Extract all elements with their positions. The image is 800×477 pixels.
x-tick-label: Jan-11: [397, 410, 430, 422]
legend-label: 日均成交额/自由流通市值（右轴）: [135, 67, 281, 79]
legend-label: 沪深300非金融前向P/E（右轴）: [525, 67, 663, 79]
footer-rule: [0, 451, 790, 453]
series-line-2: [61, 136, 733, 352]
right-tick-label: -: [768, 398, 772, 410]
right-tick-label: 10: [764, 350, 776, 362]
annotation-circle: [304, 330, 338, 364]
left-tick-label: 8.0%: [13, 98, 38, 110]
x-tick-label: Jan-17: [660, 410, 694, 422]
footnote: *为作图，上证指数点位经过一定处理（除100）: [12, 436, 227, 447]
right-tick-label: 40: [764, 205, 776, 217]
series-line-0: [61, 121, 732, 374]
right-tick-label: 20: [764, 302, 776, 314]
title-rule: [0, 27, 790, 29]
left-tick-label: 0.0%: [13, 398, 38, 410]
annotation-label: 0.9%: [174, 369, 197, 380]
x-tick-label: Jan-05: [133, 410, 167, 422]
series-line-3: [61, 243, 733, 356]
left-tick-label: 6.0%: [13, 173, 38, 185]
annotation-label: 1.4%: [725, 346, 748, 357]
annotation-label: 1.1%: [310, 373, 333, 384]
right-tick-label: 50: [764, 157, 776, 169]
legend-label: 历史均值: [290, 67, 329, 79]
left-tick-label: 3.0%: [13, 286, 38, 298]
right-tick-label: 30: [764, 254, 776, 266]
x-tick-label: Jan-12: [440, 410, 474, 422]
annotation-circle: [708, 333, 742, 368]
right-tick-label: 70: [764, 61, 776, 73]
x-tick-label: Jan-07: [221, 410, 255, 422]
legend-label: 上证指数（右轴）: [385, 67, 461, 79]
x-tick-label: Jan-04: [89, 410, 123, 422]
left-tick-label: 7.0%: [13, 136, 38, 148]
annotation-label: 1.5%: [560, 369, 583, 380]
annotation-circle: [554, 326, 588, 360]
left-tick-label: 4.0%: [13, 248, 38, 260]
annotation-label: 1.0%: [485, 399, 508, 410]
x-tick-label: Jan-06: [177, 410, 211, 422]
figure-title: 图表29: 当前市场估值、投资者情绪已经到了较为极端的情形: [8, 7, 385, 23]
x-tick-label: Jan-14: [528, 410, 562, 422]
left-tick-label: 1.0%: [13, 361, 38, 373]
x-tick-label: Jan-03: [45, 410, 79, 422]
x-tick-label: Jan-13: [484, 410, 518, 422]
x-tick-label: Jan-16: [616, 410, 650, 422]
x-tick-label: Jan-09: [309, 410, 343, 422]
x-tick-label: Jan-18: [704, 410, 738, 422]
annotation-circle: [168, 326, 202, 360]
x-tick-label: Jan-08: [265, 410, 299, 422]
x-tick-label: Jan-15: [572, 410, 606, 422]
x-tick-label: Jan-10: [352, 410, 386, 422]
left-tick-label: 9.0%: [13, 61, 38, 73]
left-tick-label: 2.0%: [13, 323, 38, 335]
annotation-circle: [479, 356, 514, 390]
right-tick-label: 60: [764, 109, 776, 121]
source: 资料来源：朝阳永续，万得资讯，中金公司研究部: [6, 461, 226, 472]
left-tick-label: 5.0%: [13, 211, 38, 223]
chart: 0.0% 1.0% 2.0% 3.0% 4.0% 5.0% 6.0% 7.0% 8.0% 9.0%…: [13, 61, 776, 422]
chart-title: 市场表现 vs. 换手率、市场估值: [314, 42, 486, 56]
§
*Task prompt*
Convert the rows from the first one through the line containing "series-line-3: [61, 243, 733, 356]", inclusive, into a Markdown table with the columns Number and Text. Put each line's position in Number and the line itself in Text, and leave out any blank lines.

*Exercise output*
| Number | Text |
|---|---|
| 1 | Extract all elements with their positions. The image is 800×477 pixels. |
| 2 | x-tick-label: Jan-11: [397, 410, 430, 422] |
| 3 | legend-label: 日均成交额/自由流通市值（右轴）: [135, 67, 281, 79] |
| 4 | legend-label: 沪深300非金融前向P/E（右轴）: [525, 67, 663, 79] |
| 5 | footer-rule: [0, 451, 790, 453] |
| 6 | series-line-2: [61, 136, 733, 352] |
| 7 | right-tick-label: -: [768, 398, 772, 410] |
| 8 | right-tick-label: 10: [764, 350, 776, 362] |
| 9 | annotation-circle: [304, 330, 338, 364] |
| 10 | left-tick-label: 8.0%: [13, 98, 38, 110] |
| 11 | x-tick-label: Jan-17: [660, 410, 694, 422] |
| 12 | footnote: *为作图，上证指数点位经过一定处理（除100）: [12, 436, 227, 447] |
| 13 | right-tick-label: 40: [764, 205, 776, 217] |
| 14 | series-line-0: [61, 121, 732, 374] |
| 15 | right-tick-label: 20: [764, 302, 776, 314] |
| 16 | title-rule: [0, 27, 790, 29] |
| 17 | left-tick-label: 0.0%: [13, 398, 38, 410] |
| 18 | annotation-label: 0.9%: [174, 369, 197, 380] |
| 19 | x-tick-label: Jan-05: [133, 410, 167, 422] |
| 20 | series-line-3: [61, 243, 733, 356] |